EXERCISE INSTRUCTIONS:
Set out each line from the following listing that includes the word "Assistant".

Data excerpts
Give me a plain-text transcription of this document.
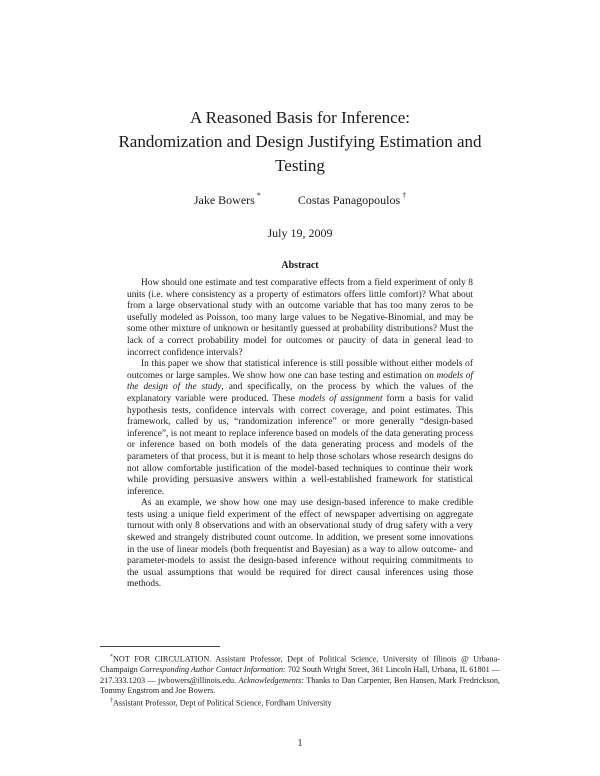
A Reasoned Basis for Inference:
Randomization and Design Justifying Estimation and
Testing
Jake Bowers *	Costas Panagopoulos †
July 19, 2009
Abstract

How should one estimate and test comparative effects from a field experiment of only 8 units (i.e. where consistency as a property of estimators offers little comfort)? What about from a large observational study with an outcome variable that has too many zeros to be usefully modeled as Poisson, too many large values to be Negative-Binomial, and may be some other mixture of unknown or hesitantly guessed at probability distributions? Must the lack of a correct probability model for outcomes or paucity of data in general lead to incorrect confidence intervals?

In this paper we show that statistical inference is still possible without either models of outcomes or large samples. We show how one can base testing and estimation on models of the design of the study, and specifically, on the process by which the values of the explanatory variable were produced. These models of assignment form a basis for valid hypothesis tests, confidence intervals with correct coverage, and point estimates. This framework, called by us, “randomization inference” or more generally “design-based inference”, is not meant to replace inference based on models of the data generating process or inference based on both models of the data generating process and models of the parameters of that process, but it is meant to help those scholars whose research designs do not allow comfortable justification of the model-based techniques to continue their work while providing persuasive answers within a well-established framework for statistical inference.

As an example, we show how one may use design-based inference to make credible tests using a unique field experiment of the effect of newspaper advertising on aggregate turnout with only 8 observations and with an observational study of drug safety with a very skewed and strangely distributed count outcome. In addition, we present some innovations in the use of linear models (both frequentist and Bayesian) as a way to allow outcome- and parameter-models to assist the design-based inference without requiring commitments to the usual assumptions that would be required for direct causal inferences using those methods.

*NOT FOR CIRCULATION. Assistant Professor, Dept of Political Science, University of Illinois @ Urbana-Champaign Corresponding Author Contact Information: 702 South Wright Street, 361 Lincoln Hall, Urbana, IL 61801 — 217.333.1203 — jwbowers@illinois.edu. Acknowledgements: Thanks to Dan Carpenter, Ben Hansen, Mark Fredrickson, Tommy Engstrom and Joe Bowers.

†Assistant Professor, Dept of Political Science, Fordham University

1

OUTPUT OF THE TASK:
*NOT FOR CIRCULATION. Assistant Professor, Dept of Political Science, University of Illinois @ Urbana-Champaign Corresponding Author Contact Information: 702 South Wright Street, 361 Lincoln Hall, Urbana, IL 61801 — 217.333.1203 — jwbowers@illinois.edu. Acknowledgements: Thanks to Dan Carpenter, Ben Hansen, Mark Fredrickson, Tommy Engstrom and Joe Bowers.
†Assistant Professor, Dept of Political Science, Fordham University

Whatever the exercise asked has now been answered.